[WHAT IS REQUIRED] All entries should be output exactly as they stand.

[INPUT]

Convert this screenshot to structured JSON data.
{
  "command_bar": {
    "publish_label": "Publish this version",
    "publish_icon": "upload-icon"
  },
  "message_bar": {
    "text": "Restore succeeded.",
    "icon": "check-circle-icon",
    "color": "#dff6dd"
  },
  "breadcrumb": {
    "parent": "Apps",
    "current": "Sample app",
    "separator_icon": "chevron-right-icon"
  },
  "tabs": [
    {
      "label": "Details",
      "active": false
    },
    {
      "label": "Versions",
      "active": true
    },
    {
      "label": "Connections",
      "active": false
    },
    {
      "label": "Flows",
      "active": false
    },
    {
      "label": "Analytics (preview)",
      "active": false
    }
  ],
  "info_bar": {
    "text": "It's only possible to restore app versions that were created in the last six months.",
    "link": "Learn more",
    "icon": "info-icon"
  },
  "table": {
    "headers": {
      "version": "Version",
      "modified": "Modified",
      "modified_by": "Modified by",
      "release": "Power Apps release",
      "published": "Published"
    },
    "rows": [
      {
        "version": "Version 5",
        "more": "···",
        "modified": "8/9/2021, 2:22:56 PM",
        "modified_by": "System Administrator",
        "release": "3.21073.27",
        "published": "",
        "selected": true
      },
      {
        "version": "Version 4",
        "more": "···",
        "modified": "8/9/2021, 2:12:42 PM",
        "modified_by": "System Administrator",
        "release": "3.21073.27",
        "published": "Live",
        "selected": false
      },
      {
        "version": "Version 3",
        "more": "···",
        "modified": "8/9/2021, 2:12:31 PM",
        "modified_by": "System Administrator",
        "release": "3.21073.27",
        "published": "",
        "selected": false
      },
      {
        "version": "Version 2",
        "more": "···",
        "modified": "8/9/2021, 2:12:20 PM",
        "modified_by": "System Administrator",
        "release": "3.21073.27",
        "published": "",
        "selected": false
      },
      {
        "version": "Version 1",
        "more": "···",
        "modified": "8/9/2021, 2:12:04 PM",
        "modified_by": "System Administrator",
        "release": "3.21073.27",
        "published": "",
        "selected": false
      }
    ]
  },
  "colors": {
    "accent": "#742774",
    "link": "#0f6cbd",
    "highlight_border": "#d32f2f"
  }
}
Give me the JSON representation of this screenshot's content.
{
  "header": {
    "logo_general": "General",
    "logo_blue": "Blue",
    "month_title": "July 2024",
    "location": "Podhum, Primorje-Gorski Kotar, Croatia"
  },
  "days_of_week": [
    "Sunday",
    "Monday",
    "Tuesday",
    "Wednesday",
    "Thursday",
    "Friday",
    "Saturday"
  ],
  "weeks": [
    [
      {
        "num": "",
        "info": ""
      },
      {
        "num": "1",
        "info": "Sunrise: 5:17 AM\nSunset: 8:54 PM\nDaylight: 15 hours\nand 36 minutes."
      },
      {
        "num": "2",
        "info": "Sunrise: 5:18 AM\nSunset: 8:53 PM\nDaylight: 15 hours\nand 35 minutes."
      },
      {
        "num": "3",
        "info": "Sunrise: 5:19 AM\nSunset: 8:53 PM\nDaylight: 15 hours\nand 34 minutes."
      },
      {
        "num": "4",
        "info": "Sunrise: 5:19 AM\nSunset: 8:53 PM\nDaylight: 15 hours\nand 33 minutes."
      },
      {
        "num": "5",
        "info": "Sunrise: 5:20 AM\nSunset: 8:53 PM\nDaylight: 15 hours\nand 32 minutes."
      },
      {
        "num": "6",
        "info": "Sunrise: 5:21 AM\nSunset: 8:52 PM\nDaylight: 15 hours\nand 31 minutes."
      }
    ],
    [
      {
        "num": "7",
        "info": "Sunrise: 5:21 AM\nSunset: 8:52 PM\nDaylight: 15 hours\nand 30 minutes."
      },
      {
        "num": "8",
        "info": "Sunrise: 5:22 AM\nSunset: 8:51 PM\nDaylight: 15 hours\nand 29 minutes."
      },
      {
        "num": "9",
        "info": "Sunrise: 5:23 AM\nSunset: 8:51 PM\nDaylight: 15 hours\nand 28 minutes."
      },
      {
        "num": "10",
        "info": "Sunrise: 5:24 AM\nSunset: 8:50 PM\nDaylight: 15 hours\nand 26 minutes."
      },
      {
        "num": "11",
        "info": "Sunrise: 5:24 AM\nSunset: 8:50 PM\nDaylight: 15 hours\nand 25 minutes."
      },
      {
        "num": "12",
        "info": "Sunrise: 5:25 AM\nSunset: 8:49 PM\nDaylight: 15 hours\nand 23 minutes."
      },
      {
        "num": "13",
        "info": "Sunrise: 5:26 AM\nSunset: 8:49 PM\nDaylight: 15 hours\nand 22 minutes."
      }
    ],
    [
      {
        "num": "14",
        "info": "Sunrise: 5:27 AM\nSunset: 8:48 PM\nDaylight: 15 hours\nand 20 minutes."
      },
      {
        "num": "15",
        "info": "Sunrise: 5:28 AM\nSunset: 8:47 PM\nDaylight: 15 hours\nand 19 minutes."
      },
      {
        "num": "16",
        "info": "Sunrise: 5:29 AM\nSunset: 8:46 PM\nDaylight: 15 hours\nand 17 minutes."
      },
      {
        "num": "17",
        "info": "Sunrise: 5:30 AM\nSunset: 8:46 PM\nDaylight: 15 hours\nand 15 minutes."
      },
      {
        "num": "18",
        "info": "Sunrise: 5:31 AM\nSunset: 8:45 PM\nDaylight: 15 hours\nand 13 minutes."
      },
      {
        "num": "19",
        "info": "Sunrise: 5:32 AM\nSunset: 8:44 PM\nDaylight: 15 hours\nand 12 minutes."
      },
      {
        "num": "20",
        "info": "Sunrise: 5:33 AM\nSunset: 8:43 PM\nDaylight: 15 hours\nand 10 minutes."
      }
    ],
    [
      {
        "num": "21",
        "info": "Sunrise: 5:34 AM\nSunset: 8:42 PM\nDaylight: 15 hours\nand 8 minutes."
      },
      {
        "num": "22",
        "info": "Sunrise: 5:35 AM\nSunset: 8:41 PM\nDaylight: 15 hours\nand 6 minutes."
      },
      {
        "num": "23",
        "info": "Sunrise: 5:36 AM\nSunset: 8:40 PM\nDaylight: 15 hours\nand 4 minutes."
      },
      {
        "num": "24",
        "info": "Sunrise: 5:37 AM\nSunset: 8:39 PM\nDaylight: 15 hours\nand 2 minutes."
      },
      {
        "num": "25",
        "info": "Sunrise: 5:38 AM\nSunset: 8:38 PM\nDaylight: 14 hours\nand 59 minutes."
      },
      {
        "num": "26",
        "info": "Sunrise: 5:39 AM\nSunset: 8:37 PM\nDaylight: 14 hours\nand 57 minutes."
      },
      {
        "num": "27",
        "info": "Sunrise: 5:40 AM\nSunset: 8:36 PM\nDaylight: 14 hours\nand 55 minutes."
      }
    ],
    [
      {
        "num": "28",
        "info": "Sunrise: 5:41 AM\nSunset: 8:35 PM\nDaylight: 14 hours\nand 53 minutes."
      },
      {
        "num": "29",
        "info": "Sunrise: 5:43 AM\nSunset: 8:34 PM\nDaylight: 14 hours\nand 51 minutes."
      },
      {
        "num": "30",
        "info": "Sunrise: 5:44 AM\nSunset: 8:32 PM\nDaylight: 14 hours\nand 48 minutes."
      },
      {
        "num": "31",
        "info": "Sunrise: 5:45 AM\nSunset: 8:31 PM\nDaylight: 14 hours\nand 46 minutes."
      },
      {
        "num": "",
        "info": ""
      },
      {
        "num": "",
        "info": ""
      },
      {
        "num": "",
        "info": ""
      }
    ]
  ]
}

[SOLUTION FOR THIS TASK]
Convert this screenshot to structured JSON data.
{
  "command_bar": {
    "publish_label": "Publish this version",
    "publish_icon": "upload-icon"
  },
  "message_bar": {
    "text": "Restore succeeded.",
    "icon": "check-circle-icon",
    "color": "#dff6dd"
  },
  "breadcrumb": {
    "parent": "Apps",
    "current": "Sample app",
    "separator_icon": "chevron-right-icon"
  },
  "tabs": [
    {
      "label": "Details",
      "active": false
    },
    {
      "label": "Versions",
      "active": true
    },
    {
      "label": "Connections",
      "active": false
    },
    {
      "label": "Flows",
      "active": false
    },
    {
      "label": "Analytics (preview)",
      "active": false
    }
  ],
  "info_bar": {
    "text": "It's only possible to restore app versions that were created in the last six months.",
    "link": "Learn more",
    "icon": "info-icon"
  },
  "table": {
    "headers": {
      "version": "Version",
      "modified": "Modified",
      "modified_by": "Modified by",
      "release": "Power Apps release",
      "published": "Published"
    },
    "rows": [
      {
        "version": "Version 5",
        "more": "···",
        "modified": "8/9/2021, 2:22:56 PM",
        "modified_by": "System Administrator",
        "release": "3.21073.27",
        "published": "",
        "selected": true
      },
      {
        "version": "Version 4",
        "more": "···",
        "modified": "8/9/2021, 2:12:42 PM",
        "modified_by": "System Administrator",
        "release": "3.21073.27",
        "published": "Live",
        "selected": false
      },
      {
        "version": "Version 3",
        "more": "···",
        "modified": "8/9/2021, 2:12:31 PM",
        "modified_by": "System Administrator",
        "release": "3.21073.27",
        "published": "",
        "selected": false
      },
      {
        "version": "Version 2",
        "more": "···",
        "modified": "8/9/2021, 2:12:20 PM",
        "modified_by": "System Administrator",
        "release": "3.21073.27",
        "published": "",
        "selected": false
      },
      {
        "version": "Version 1",
        "more": "···",
        "modified": "8/9/2021, 2:12:04 PM",
        "modified_by": "System Administrator",
        "release": "3.21073.27",
        "published": "",
        "selected": false
      }
    ]
  },
  "colors": {
    "accent": "#742774",
    "link": "#0f6cbd",
    "highlight_border": "#d32f2f"
  }
}
Give me the JSON representation of this screenshot's content.
{
  "header": {
    "logo_general": "General",
    "logo_blue": "Blue",
    "month_title": "July 2024",
    "location": "Podhum, Primorje-Gorski Kotar, Croatia"
  },
  "days_of_week": [
    "Sunday",
    "Monday",
    "Tuesday",
    "Wednesday",
    "Thursday",
    "Friday",
    "Saturday"
  ],
  "weeks": [
    [
      {
        "num": "",
        "info": ""
      },
      {
        "num": "1",
        "info": "Sunrise: 5:17 AM\nSunset: 8:54 PM\nDaylight: 15 hours\nand 36 minutes."
      },
      {
        "num": "2",
        "info": "Sunrise: 5:18 AM\nSunset: 8:53 PM\nDaylight: 15 hours\nand 35 minutes."
      },
      {
        "num": "3",
        "info": "Sunrise: 5:19 AM\nSunset: 8:53 PM\nDaylight: 15 hours\nand 34 minutes."
      },
      {
        "num": "4",
        "info": "Sunrise: 5:19 AM\nSunset: 8:53 PM\nDaylight: 15 hours\nand 33 minutes."
      },
      {
        "num": "5",
        "info": "Sunrise: 5:20 AM\nSunset: 8:53 PM\nDaylight: 15 hours\nand 32 minutes."
      },
      {
        "num": "6",
        "info": "Sunrise: 5:21 AM\nSunset: 8:52 PM\nDaylight: 15 hours\nand 31 minutes."
      }
    ],
    [
      {
        "num": "7",
        "info": "Sunrise: 5:21 AM\nSunset: 8:52 PM\nDaylight: 15 hours\nand 30 minutes."
      },
      {
        "num": "8",
        "info": "Sunrise: 5:22 AM\nSunset: 8:51 PM\nDaylight: 15 hours\nand 29 minutes."
      },
      {
        "num": "9",
        "info": "Sunrise: 5:23 AM\nSunset: 8:51 PM\nDaylight: 15 hours\nand 28 minutes."
      },
      {
        "num": "10",
        "info": "Sunrise: 5:24 AM\nSunset: 8:50 PM\nDaylight: 15 hours\nand 26 minutes."
      },
      {
        "num": "11",
        "info": "Sunrise: 5:24 AM\nSunset: 8:50 PM\nDaylight: 15 hours\nand 25 minutes."
      },
      {
        "num": "12",
        "info": "Sunrise: 5:25 AM\nSunset: 8:49 PM\nDaylight: 15 hours\nand 23 minutes."
      },
      {
        "num": "13",
        "info": "Sunrise: 5:26 AM\nSunset: 8:49 PM\nDaylight: 15 hours\nand 22 minutes."
      }
    ],
    [
      {
        "num": "14",
        "info": "Sunrise: 5:27 AM\nSunset: 8:48 PM\nDaylight: 15 hours\nand 20 minutes."
      },
      {
        "num": "15",
        "info": "Sunrise: 5:28 AM\nSunset: 8:47 PM\nDaylight: 15 hours\nand 19 minutes."
      },
      {
        "num": "16",
        "info": "Sunrise: 5:29 AM\nSunset: 8:46 PM\nDaylight: 15 hours\nand 17 minutes."
      },
      {
        "num": "17",
        "info": "Sunrise: 5:30 AM\nSunset: 8:46 PM\nDaylight: 15 hours\nand 15 minutes."
      },
      {
        "num": "18",
        "info": "Sunrise: 5:31 AM\nSunset: 8:45 PM\nDaylight: 15 hours\nand 13 minutes."
      },
      {
        "num": "19",
        "info": "Sunrise: 5:32 AM\nSunset: 8:44 PM\nDaylight: 15 hours\nand 12 minutes."
      },
      {
        "num": "20",
        "info": "Sunrise: 5:33 AM\nSunset: 8:43 PM\nDaylight: 15 hours\nand 10 minutes."
      }
    ],
    [
      {
        "num": "21",
        "info": "Sunrise: 5:34 AM\nSunset: 8:42 PM\nDaylight: 15 hours\nand 8 minutes."
      },
      {
        "num": "22",
        "info": "Sunrise: 5:35 AM\nSunset: 8:41 PM\nDaylight: 15 hours\nand 6 minutes."
      },
      {
        "num": "23",
        "info": "Sunrise: 5:36 AM\nSunset: 8:40 PM\nDaylight: 15 hours\nand 4 minutes."
      },
      {
        "num": "24",
        "info": "Sunrise: 5:37 AM\nSunset: 8:39 PM\nDaylight: 15 hours\nand 2 minutes."
      },
      {
        "num": "25",
        "info": "Sunrise: 5:38 AM\nSunset: 8:38 PM\nDaylight: 14 hours\nand 59 minutes."
      },
      {
        "num": "26",
        "info": "Sunrise: 5:39 AM\nSunset: 8:37 PM\nDaylight: 14 hours\nand 57 minutes."
      },
      {
        "num": "27",
        "info": "Sunrise: 5:40 AM\nSunset: 8:36 PM\nDaylight: 14 hours\nand 55 minutes."
      }
    ],
    [
      {
        "num": "28",
        "info": "Sunrise: 5:41 AM\nSunset: 8:35 PM\nDaylight: 14 hours\nand 53 minutes."
      },
      {
        "num": "29",
        "info": "Sunrise: 5:43 AM\nSunset: 8:34 PM\nDaylight: 14 hours\nand 51 minutes."
      },
      {
        "num": "30",
        "info": "Sunrise: 5:44 AM\nSunset: 8:32 PM\nDaylight: 14 hours\nand 48 minutes."
      },
      {
        "num": "31",
        "info": "Sunrise: 5:45 AM\nSunset: 8:31 PM\nDaylight: 14 hours\nand 46 minutes."
      },
      {
        "num": "",
        "info": ""
      },
      {
        "num": "",
        "info": ""
      },
      {
        "num": "",
        "info": ""
      }
    ]
  ]
}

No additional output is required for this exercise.